Activity -
The answer should contain all of the data, retyped without any alteration.
(Source records)
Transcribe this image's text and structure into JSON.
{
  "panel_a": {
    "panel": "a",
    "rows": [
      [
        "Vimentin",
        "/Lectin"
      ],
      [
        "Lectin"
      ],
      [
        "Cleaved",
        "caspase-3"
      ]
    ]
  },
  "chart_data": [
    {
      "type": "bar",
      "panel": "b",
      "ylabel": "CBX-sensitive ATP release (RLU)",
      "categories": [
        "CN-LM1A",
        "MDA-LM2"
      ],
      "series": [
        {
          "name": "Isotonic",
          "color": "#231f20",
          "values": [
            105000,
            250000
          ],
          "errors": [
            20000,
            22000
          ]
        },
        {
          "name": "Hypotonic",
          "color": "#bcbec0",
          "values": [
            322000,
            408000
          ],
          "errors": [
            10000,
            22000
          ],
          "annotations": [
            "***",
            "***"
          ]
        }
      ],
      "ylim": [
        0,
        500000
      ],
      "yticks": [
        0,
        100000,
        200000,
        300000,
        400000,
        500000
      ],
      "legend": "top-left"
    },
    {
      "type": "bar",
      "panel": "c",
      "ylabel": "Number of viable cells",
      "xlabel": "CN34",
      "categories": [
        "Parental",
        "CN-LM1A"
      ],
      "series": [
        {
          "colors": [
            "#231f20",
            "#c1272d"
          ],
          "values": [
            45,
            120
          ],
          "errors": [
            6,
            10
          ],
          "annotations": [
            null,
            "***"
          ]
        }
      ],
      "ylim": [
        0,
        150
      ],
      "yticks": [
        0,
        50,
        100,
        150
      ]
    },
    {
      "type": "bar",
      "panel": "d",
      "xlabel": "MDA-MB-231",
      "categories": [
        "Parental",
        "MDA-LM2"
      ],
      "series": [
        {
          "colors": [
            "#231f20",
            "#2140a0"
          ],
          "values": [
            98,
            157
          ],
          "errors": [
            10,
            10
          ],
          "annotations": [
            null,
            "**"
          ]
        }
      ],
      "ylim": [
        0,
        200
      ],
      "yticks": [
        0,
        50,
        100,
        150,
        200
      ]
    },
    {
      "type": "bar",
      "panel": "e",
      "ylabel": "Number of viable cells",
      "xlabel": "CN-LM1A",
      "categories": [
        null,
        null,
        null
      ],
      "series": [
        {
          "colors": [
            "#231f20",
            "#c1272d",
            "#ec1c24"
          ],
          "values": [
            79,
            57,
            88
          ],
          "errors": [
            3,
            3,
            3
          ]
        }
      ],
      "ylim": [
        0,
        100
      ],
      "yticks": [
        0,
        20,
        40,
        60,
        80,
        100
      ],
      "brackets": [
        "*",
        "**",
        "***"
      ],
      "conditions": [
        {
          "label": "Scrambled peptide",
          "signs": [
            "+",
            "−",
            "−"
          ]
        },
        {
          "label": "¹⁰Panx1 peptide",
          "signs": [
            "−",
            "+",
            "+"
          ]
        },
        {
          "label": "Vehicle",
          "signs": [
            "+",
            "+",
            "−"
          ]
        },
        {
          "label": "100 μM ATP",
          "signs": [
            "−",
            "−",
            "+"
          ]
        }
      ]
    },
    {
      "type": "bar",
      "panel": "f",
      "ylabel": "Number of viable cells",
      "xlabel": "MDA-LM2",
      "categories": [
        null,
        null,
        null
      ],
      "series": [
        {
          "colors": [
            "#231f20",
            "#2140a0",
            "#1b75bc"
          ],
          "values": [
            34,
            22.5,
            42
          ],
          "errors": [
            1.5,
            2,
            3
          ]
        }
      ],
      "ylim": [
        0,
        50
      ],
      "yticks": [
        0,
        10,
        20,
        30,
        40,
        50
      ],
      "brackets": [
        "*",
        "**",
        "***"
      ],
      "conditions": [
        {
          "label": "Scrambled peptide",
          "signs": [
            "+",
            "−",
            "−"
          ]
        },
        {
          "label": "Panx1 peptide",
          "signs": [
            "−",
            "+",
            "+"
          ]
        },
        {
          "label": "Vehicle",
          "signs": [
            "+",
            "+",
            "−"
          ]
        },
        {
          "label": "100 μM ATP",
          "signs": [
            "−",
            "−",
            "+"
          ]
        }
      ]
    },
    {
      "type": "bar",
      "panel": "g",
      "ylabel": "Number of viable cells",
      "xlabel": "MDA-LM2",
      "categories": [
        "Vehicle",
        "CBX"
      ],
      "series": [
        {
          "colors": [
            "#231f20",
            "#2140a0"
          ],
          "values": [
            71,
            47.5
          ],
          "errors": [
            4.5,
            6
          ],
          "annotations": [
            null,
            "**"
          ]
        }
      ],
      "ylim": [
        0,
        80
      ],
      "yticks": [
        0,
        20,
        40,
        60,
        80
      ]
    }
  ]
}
(End Source records)
Exercise output -
Transcribe this image's text and structure into JSON.
{
  "panel_a": {
    "panel": "a",
    "rows": [
      [
        "Vimentin",
        "/Lectin"
      ],
      [
        "Lectin"
      ],
      [
        "Cleaved",
        "caspase-3"
      ]
    ]
  },
  "chart_data": [
    {
      "type": "bar",
      "panel": "b",
      "ylabel": "CBX-sensitive ATP release (RLU)",
      "categories": [
        "CN-LM1A",
        "MDA-LM2"
      ],
      "series": [
        {
          "name": "Isotonic",
          "color": "#231f20",
          "values": [
            105000,
            250000
          ],
          "errors": [
            20000,
            22000
          ]
        },
        {
          "name": "Hypotonic",
          "color": "#bcbec0",
          "values": [
            322000,
            408000
          ],
          "errors": [
            10000,
            22000
          ],
          "annotations": [
            "***",
            "***"
          ]
        }
      ],
      "ylim": [
        0,
        500000
      ],
      "yticks": [
        0,
        100000,
        200000,
        300000,
        400000,
        500000
      ],
      "legend": "top-left"
    },
    {
      "type": "bar",
      "panel": "c",
      "ylabel": "Number of viable cells",
      "xlabel": "CN34",
      "categories": [
        "Parental",
        "CN-LM1A"
      ],
      "series": [
        {
          "colors": [
            "#231f20",
            "#c1272d"
          ],
          "values": [
            45,
            120
          ],
          "errors": [
            6,
            10
          ],
          "annotations": [
            null,
            "***"
          ]
        }
      ],
      "ylim": [
        0,
        150
      ],
      "yticks": [
        0,
        50,
        100,
        150
      ]
    },
    {
      "type": "bar",
      "panel": "d",
      "xlabel": "MDA-MB-231",
      "categories": [
        "Parental",
        "MDA-LM2"
      ],
      "series": [
        {
          "colors": [
            "#231f20",
            "#2140a0"
          ],
          "values": [
            98,
            157
          ],
          "errors": [
            10,
            10
          ],
          "annotations": [
            null,
            "**"
          ]
        }
      ],
      "ylim": [
        0,
        200
      ],
      "yticks": [
        0,
        50,
        100,
        150,
        200
      ]
    },
    {
      "type": "bar",
      "panel": "e",
      "ylabel": "Number of viable cells",
      "xlabel": "CN-LM1A",
      "categories": [
        null,
        null,
        null
      ],
      "series": [
        {
          "colors": [
            "#231f20",
            "#c1272d",
            "#ec1c24"
          ],
          "values": [
            79,
            57,
            88
          ],
          "errors": [
            3,
            3,
            3
          ]
        }
      ],
      "ylim": [
        0,
        100
      ],
      "yticks": [
        0,
        20,
        40,
        60,
        80,
        100
      ],
      "brackets": [
        "*",
        "**",
        "***"
      ],
      "conditions": [
        {
          "label": "Scrambled peptide",
          "signs": [
            "+",
            "−",
            "−"
          ]
        },
        {
          "label": "¹⁰Panx1 peptide",
          "signs": [
            "−",
            "+",
            "+"
          ]
        },
        {
          "label": "Vehicle",
          "signs": [
            "+",
            "+",
            "−"
          ]
        },
        {
          "label": "100 μM ATP",
          "signs": [
            "−",
            "−",
            "+"
          ]
        }
      ]
    },
    {
      "type": "bar",
      "panel": "f",
      "ylabel": "Number of viable cells",
      "xlabel": "MDA-LM2",
      "categories": [
        null,
        null,
        null
      ],
      "series": [
        {
          "colors": [
            "#231f20",
            "#2140a0",
            "#1b75bc"
          ],
          "values": [
            34,
            22.5,
            42
          ],
          "errors": [
            1.5,
            2,
            3
          ]
        }
      ],
      "ylim": [
        0,
        50
      ],
      "yticks": [
        0,
        10,
        20,
        30,
        40,
        50
      ],
      "brackets": [
        "*",
        "**",
        "***"
      ],
      "conditions": [
        {
          "label": "Scrambled peptide",
          "signs": [
            "+",
            "−",
            "−"
          ]
        },
        {
          "label": "Panx1 peptide",
          "signs": [
            "−",
            "+",
            "+"
          ]
        },
        {
          "label": "Vehicle",
          "signs": [
            "+",
            "+",
            "−"
          ]
        },
        {
          "label": "100 μM ATP",
          "signs": [
            "−",
            "−",
            "+"
          ]
        }
      ]
    },
    {
      "type": "bar",
      "panel": "g",
      "ylabel": "Number of viable cells",
      "xlabel": "MDA-LM2",
      "categories": [
        "Vehicle",
        "CBX"
      ],
      "series": [
        {
          "colors": [
            "#231f20",
            "#2140a0"
          ],
          "values": [
            71,
            47.5
          ],
          "errors": [
            4.5,
            6
          ],
          "annotations": [
            null,
            "**"
          ]
        }
      ],
      "ylim": [
        0,
        80
      ],
      "yticks": [
        0,
        20,
        40,
        60,
        80
      ]
    }
  ]
}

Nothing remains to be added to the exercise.